═══ Raw records ═══

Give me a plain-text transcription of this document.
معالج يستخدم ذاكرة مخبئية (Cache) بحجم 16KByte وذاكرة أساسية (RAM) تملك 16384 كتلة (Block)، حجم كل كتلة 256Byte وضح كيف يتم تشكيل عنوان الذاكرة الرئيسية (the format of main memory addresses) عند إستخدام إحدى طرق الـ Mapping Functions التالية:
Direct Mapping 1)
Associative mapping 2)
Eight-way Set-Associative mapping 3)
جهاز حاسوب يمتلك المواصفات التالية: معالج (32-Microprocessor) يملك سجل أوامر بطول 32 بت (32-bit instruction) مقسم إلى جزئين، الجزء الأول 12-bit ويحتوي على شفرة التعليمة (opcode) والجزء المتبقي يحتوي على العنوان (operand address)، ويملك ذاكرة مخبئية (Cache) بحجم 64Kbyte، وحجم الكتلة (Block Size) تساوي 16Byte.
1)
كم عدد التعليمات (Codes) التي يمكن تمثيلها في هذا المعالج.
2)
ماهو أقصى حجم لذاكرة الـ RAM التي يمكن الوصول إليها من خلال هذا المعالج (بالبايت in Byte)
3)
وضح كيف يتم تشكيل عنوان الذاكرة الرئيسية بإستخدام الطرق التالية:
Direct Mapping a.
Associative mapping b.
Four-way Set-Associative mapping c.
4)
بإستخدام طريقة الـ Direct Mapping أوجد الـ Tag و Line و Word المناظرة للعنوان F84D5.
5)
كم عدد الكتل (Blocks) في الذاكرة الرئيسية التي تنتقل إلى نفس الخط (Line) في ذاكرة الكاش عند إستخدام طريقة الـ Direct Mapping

═══

Problem requirements:
Repeat each record exactly. Omit nothing.

Exercise answer:
Give me a plain-text transcription of this document.
معالج يستخدم ذاكرة مخبئية (Cache) بحجم 16KByte وذاكرة أساسية (RAM) تملك 16384 كتلة (Block)، حجم كل كتلة 256Byte وضح كيف يتم تشكيل عنوان الذاكرة الرئيسية (the format of main memory addresses) عند إستخدام إحدى طرق الـ Mapping Functions التالية:
Direct Mapping 1)
Associative mapping 2)
Eight-way Set-Associative mapping 3)
جهاز حاسوب يمتلك المواصفات التالية: معالج (32-Microprocessor) يملك سجل أوامر بطول 32 بت (32-bit instruction) مقسم إلى جزئين، الجزء الأول 12-bit ويحتوي على شفرة التعليمة (opcode) والجزء المتبقي يحتوي على العنوان (operand address)، ويملك ذاكرة مخبئية (Cache) بحجم 64Kbyte، وحجم الكتلة (Block Size) تساوي 16Byte.
1)
كم عدد التعليمات (Codes) التي يمكن تمثيلها في هذا المعالج.
2)
ماهو أقصى حجم لذاكرة الـ RAM التي يمكن الوصول إليها من خلال هذا المعالج (بالبايت in Byte)
3)
وضح كيف يتم تشكيل عنوان الذاكرة الرئيسية بإستخدام الطرق التالية:
Direct Mapping a.
Associative mapping b.
Four-way Set-Associative mapping c.
4)
بإستخدام طريقة الـ Direct Mapping أوجد الـ Tag و Line و Word المناظرة للعنوان F84D5.
5)
كم عدد الكتل (Blocks) في الذاكرة الرئيسية التي تنتقل إلى نفس الخط (Line) في ذاكرة الكاش عند إستخدام طريقة الـ Direct Mapping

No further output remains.